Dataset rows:
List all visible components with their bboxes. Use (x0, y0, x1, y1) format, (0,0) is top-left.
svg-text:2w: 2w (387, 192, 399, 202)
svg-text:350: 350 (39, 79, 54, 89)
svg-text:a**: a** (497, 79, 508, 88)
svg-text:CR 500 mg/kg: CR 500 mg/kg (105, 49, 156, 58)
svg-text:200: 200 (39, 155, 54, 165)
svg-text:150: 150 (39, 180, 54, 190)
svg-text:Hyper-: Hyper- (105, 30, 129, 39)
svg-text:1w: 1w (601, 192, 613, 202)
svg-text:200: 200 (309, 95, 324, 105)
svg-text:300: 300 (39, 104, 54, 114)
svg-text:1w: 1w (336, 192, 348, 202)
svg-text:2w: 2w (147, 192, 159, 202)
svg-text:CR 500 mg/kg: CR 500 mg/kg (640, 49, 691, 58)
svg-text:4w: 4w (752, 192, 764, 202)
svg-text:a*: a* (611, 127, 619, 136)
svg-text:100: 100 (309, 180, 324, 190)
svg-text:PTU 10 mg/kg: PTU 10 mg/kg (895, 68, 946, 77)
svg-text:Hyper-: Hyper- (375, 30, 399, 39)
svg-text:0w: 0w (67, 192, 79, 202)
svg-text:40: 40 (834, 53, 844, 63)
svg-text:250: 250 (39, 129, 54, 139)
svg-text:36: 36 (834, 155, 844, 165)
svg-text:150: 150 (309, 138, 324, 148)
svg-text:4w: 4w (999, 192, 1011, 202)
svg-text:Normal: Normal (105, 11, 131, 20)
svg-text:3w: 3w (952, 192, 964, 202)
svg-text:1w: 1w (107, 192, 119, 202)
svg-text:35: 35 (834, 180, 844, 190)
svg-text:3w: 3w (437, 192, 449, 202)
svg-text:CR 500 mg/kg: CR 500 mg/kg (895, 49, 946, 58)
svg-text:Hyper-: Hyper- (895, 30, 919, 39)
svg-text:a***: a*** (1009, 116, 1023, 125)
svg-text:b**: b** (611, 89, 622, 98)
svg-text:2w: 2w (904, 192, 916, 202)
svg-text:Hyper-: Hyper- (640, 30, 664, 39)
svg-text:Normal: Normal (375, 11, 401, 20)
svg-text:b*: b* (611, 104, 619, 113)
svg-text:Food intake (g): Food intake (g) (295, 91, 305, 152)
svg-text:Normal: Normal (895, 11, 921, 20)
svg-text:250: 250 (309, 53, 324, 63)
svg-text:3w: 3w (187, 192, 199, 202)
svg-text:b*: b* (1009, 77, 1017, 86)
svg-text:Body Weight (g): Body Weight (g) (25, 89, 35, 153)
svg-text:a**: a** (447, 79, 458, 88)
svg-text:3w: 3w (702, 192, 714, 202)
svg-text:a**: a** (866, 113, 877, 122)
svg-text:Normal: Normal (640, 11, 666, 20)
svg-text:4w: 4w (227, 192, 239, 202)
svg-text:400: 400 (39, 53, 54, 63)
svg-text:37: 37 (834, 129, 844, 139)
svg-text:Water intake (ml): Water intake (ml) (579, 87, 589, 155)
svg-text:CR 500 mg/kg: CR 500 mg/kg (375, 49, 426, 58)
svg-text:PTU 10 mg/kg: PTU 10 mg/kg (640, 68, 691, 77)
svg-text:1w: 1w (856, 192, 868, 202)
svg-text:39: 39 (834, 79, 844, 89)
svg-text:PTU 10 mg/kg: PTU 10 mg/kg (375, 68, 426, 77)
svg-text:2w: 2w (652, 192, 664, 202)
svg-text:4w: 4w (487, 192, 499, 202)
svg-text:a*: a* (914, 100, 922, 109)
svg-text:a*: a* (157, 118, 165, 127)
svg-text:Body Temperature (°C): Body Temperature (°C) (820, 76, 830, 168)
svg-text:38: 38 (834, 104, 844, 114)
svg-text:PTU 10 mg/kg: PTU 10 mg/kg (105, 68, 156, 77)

__Task statement__
Can you turn the data, from its first line up to and including the line containing "svg-text:a*: a* (611, 127, 619, 136)", into a Markdown table with the columns Row and Line, leaving out any blank lines?

__Task answer__
| Row | Line |
|---|---|
| 1 | List all visible components with their bboxes. Use (x0, y0, x1, y1) format, (0,0) is top-left. |
| 2 | svg-text:2w: 2w (387, 192, 399, 202) |
| 3 | svg-text:350: 350 (39, 79, 54, 89) |
| 4 | svg-text:a**: a** (497, 79, 508, 88) |
| 5 | svg-text:CR 500 mg/kg: CR 500 mg/kg (105, 49, 156, 58) |
| 6 | svg-text:200: 200 (39, 155, 54, 165) |
| 7 | svg-text:150: 150 (39, 180, 54, 190) |
| 8 | svg-text:Hyper-: Hyper- (105, 30, 129, 39) |
| 9 | svg-text:1w: 1w (601, 192, 613, 202) |
| 10 | svg-text:200: 200 (309, 95, 324, 105) |
| 11 | svg-text:300: 300 (39, 104, 54, 114) |
| 12 | svg-text:1w: 1w (336, 192, 348, 202) |
| 13 | svg-text:2w: 2w (147, 192, 159, 202) |
| 14 | svg-text:CR 500 mg/kg: CR 500 mg/kg (640, 49, 691, 58) |
| 15 | svg-text:4w: 4w (752, 192, 764, 202) |
| 16 | svg-text:a*: a* (611, 127, 619, 136) |